**THE PROBLEM:** Collect all lines from the records below that include the word "لوگوں".

**PROVIDED MATERIAL:**
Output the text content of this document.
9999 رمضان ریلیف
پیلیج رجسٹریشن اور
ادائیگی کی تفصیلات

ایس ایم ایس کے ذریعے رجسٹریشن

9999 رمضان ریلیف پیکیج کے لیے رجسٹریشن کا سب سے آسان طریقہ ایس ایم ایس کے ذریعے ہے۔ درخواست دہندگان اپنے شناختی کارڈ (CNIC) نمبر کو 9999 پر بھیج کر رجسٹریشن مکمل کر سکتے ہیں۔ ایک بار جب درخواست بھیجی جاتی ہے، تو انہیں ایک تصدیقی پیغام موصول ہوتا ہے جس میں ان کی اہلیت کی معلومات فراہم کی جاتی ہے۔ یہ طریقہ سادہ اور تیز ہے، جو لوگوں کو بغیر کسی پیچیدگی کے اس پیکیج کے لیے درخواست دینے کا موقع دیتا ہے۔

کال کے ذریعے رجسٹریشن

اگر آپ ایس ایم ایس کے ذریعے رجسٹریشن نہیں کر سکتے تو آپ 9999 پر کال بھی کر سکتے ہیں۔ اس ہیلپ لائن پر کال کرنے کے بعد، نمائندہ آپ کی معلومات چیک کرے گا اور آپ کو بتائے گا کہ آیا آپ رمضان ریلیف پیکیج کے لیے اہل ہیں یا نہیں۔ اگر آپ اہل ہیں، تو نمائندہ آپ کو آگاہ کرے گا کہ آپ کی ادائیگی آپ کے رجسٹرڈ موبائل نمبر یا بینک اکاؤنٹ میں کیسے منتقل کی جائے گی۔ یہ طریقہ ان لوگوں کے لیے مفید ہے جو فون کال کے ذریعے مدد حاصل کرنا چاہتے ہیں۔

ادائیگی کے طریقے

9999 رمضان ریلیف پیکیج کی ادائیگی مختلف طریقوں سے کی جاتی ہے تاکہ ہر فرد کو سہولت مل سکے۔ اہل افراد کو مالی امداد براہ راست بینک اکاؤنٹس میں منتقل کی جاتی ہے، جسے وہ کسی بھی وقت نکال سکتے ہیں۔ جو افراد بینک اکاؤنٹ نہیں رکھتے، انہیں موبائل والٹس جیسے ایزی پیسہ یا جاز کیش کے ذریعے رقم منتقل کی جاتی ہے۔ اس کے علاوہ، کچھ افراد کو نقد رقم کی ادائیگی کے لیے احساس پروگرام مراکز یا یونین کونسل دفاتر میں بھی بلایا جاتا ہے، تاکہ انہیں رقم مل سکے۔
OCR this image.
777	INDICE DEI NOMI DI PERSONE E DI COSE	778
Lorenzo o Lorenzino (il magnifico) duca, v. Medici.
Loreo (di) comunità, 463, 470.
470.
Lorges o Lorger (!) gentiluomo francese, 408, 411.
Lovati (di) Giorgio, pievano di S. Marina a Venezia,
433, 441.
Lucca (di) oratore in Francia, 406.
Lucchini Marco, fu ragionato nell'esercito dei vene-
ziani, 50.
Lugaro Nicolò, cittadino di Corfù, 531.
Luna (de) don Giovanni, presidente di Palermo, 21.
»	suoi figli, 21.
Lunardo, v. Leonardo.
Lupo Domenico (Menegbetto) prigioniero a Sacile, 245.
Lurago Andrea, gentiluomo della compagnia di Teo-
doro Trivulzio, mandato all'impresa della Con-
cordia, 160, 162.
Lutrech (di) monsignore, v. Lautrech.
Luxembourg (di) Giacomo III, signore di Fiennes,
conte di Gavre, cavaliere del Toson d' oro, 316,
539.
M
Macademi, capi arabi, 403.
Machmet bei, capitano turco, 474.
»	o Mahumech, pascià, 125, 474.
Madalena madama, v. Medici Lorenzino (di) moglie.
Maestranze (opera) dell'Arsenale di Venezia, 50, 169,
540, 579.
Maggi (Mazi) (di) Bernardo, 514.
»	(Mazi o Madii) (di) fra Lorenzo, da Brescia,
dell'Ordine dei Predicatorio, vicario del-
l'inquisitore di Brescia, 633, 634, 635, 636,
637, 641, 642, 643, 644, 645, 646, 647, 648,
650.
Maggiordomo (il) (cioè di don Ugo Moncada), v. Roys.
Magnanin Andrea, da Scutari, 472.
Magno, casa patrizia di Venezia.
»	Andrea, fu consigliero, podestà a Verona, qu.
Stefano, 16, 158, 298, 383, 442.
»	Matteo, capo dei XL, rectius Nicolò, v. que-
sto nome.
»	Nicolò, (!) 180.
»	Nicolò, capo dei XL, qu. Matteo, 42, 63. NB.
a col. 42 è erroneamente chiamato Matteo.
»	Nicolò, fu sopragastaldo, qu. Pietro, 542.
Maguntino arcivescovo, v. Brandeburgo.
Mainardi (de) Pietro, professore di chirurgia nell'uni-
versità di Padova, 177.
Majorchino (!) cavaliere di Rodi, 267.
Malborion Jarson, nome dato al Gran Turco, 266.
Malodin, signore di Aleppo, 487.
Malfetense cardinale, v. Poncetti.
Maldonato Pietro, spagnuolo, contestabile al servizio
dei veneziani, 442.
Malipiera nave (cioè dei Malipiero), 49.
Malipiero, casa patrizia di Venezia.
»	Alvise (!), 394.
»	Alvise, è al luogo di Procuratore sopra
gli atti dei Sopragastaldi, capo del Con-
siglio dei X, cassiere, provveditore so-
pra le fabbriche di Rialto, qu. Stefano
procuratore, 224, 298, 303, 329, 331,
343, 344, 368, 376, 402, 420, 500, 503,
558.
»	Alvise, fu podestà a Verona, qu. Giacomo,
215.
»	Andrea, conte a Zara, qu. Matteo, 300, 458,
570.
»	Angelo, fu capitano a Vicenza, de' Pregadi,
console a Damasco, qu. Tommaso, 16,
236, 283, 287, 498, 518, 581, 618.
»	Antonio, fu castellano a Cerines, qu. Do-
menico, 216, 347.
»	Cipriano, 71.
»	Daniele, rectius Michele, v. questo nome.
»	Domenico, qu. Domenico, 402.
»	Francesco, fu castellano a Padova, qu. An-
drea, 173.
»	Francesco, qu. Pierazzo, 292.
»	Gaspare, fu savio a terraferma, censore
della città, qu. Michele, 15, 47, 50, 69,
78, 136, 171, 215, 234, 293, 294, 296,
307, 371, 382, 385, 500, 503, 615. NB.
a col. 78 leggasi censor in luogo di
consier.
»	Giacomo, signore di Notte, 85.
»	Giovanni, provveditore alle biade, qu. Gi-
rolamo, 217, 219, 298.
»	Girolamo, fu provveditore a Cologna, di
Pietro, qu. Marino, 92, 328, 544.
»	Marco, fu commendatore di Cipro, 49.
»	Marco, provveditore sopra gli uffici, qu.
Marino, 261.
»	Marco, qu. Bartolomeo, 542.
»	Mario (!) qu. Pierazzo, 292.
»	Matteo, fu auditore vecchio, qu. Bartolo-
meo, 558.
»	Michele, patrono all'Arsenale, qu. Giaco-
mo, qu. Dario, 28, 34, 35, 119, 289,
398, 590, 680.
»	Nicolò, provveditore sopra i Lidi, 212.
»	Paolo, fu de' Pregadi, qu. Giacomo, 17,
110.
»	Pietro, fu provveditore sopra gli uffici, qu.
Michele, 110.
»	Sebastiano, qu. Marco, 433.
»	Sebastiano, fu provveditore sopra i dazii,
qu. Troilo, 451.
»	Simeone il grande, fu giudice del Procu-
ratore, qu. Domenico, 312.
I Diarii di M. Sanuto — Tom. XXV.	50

**FULL OUTPUT:**
9999 رمضان ریلیف پیکیج کے لیے رجسٹریشن کا سب سے آسان طریقہ ایس ایم ایس کے ذریعے ہے۔ درخواست دہندگان اپنے شناختی کارڈ (CNIC) نمبر کو 9999 پر بھیج کر رجسٹریشن مکمل کر سکتے ہیں۔ ایک بار جب درخواست بھیجی جاتی ہے، تو انہیں ایک تصدیقی پیغام موصول ہوتا ہے جس میں ان کی اہلیت کی معلومات فراہم کی جاتی ہے۔ یہ طریقہ سادہ اور تیز ہے، جو لوگوں کو بغیر کسی پیچیدگی کے اس پیکیج کے لیے درخواست دینے کا موقع دیتا ہے۔
اگر آپ ایس ایم ایس کے ذریعے رجسٹریشن نہیں کر سکتے تو آپ 9999 پر کال بھی کر سکتے ہیں۔ اس ہیلپ لائن پر کال کرنے کے بعد، نمائندہ آپ کی معلومات چیک کرے گا اور آپ کو بتائے گا کہ آیا آپ رمضان ریلیف پیکیج کے لیے اہل ہیں یا نہیں۔ اگر آپ اہل ہیں، تو نمائندہ آپ کو آگاہ کرے گا کہ آپ کی ادائیگی آپ کے رجسٹرڈ موبائل نمبر یا بینک اکاؤنٹ میں کیسے منتقل کی جائے گی۔ یہ طریقہ ان لوگوں کے لیے مفید ہے جو فون کال کے ذریعے مدد حاصل کرنا چاہتے ہیں۔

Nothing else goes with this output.